■ Exercise task ■
Give the listing again in full, exactly as written.

■ Data for this exercise ■
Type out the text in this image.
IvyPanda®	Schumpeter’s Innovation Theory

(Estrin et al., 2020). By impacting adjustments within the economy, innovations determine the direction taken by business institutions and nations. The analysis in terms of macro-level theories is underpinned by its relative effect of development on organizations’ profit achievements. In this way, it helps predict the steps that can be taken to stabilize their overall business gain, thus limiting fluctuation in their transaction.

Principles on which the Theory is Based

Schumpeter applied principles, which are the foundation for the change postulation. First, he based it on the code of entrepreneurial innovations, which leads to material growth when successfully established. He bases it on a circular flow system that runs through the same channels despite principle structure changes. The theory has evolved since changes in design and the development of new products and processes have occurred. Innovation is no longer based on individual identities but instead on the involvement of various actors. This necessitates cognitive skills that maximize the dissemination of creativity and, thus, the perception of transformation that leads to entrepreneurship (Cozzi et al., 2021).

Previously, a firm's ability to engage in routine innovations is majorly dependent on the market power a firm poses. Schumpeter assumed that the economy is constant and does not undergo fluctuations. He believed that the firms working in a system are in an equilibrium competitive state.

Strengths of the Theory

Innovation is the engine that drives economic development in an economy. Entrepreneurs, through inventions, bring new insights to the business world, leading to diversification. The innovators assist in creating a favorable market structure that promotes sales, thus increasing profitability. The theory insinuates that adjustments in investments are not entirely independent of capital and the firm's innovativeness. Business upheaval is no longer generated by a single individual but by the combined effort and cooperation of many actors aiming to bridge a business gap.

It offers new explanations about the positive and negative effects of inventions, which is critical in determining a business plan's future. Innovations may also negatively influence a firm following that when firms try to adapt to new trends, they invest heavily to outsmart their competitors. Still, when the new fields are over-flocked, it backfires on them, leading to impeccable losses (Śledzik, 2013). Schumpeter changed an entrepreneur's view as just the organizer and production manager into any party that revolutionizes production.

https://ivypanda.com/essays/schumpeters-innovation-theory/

■ Written answer ■
Type out the text in this image.
IvyPanda®	Schumpeter’s Innovation Theory

(Estrin et al., 2020). By impacting adjustments within the economy, innovations determine the direction taken by business institutions and nations. The analysis in terms of macro-level theories is underpinned by its relative effect of development on organizations’ profit achievements. In this way, it helps predict the steps that can be taken to stabilize their overall business gain, thus limiting fluctuation in their transaction.

Principles on which the Theory is Based

Schumpeter applied principles, which are the foundation for the change postulation. First, he based it on the code of entrepreneurial innovations, which leads to material growth when successfully established. He bases it on a circular flow system that runs through the same channels despite principle structure changes. The theory has evolved since changes in design and the development of new products and processes have occurred. Innovation is no longer based on individual identities but instead on the involvement of various actors. This necessitates cognitive skills that maximize the dissemination of creativity and, thus, the perception of transformation that leads to entrepreneurship (Cozzi et al., 2021).

Previously, a firm's ability to engage in routine innovations is majorly dependent on the market power a firm poses. Schumpeter assumed that the economy is constant and does not undergo fluctuations. He believed that the firms working in a system are in an equilibrium competitive state.

Strengths of the Theory

Innovation is the engine that drives economic development in an economy. Entrepreneurs, through inventions, bring new insights to the business world, leading to diversification. The innovators assist in creating a favorable market structure that promotes sales, thus increasing profitability. The theory insinuates that adjustments in investments are not entirely independent of capital and the firm's innovativeness. Business upheaval is no longer generated by a single individual but by the combined effort and cooperation of many actors aiming to bridge a business gap.

It offers new explanations about the positive and negative effects of inventions, which is critical in determining a business plan's future. Innovations may also negatively influence a firm following that when firms try to adapt to new trends, they invest heavily to outsmart their competitors. Still, when the new fields are over-flocked, it backfires on them, leading to impeccable losses (Śledzik, 2013). Schumpeter changed an entrepreneur's view as just the organizer and production manager into any party that revolutionizes production.

https://ivypanda.com/essays/schumpeters-innovation-theory/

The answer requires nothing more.